### Aim of the task:
Every line containing the word "this" needs to be found and copied.

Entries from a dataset
· · ·

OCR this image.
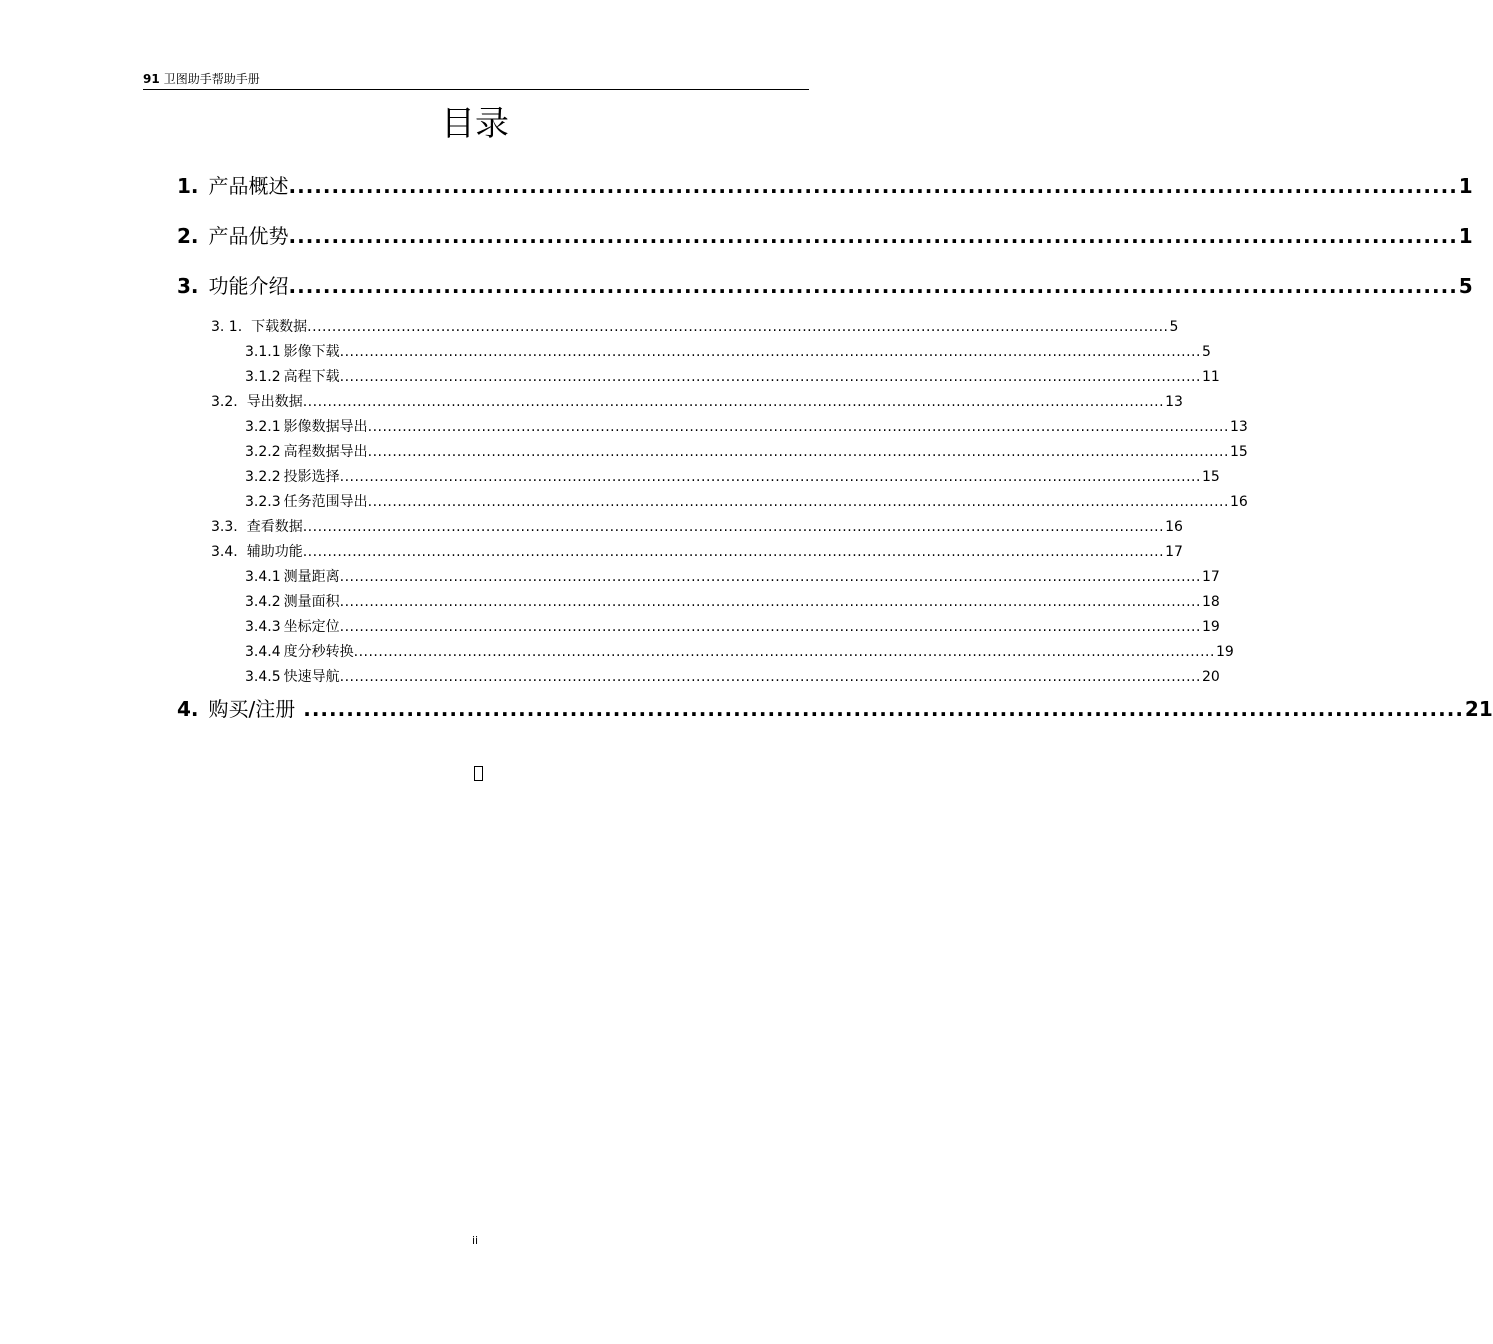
91 卫图助手帮助手册
目录
1. 产品概述 ........................................................................................................................................ 1
2. 产品优势 ........................................................................................................................................ 1
3. 功能介绍 ........................................................................................................................................ 5
3. 1. 下载数据 .............................................................................................................................................................................. 5
3.1.1 影像下载 .............................................................................................................................................................................. 5
3.1.2 高程下载 .............................................................................................................................................................................. 11
3.2. 导出数据 .............................................................................................................................................................................. 13
3.2.1 影像数据导出 .............................................................................................................................................................................. 13
3.2.2 高程数据导出 .............................................................................................................................................................................. 15
3.2.2 投影选择 .............................................................................................................................................................................. 15
3.2.3 任务范围导出 .............................................................................................................................................................................. 16
3.3. 查看数据 .............................................................................................................................................................................. 16
3.4. 辅助功能 .............................................................................................................................................................................. 17
3.4.1 测量距离 .............................................................................................................................................................................. 17
3.4.2 测量面积 .............................................................................................................................................................................. 18
3.4.3 坐标定位 .............................................................................................................................................................................. 19
3.4.4 度分秒转换 .............................................................................................................................................................................. 19
3.4.5 快速导航 .............................................................................................................................................................................. 20
4. 购买/注册 ....................................................................................................................................... 21
ii
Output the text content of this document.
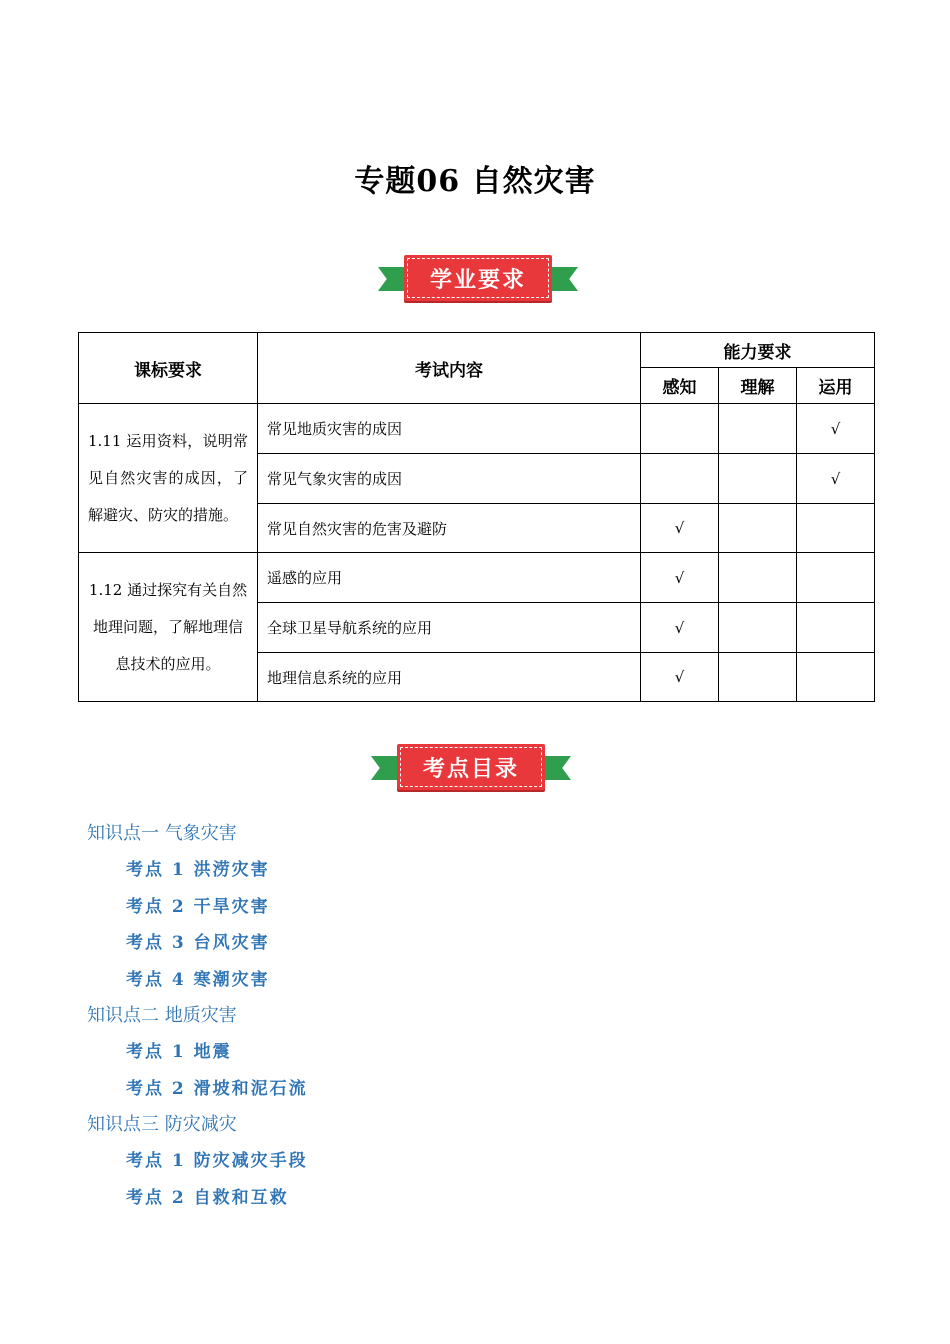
专题06 自然灾害
学业要求
课标要求	考试内容	能力要求		
		感知	理解	运用
1.11 运用资料，说明常见自然灾害的成因，了解避灾、防灾的措施。	常见地质灾害的成因			√
	常见气象灾害的成因			√
	常见自然灾害的危害及避防	√		
1.12 通过探究有关自然地理问题，了解地理信息技术的应用。	遥感的应用	√		
	全球卫星导航系统的应用	√		
	地理信息系统的应用	√		
考点目录
知识点一 气象灾害
考点 1 洪涝灾害
考点 2 干旱灾害
考点 3 台风灾害
考点 4 寒潮灾害
知识点二 地质灾害
考点 1 地震
考点 2 滑坡和泥石流
知识点三 防灾减灾
考点 1 防灾减灾手段
考点 2 自救和互救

· · ·

### Written solution:
OCR this image.
Output the text content of this document.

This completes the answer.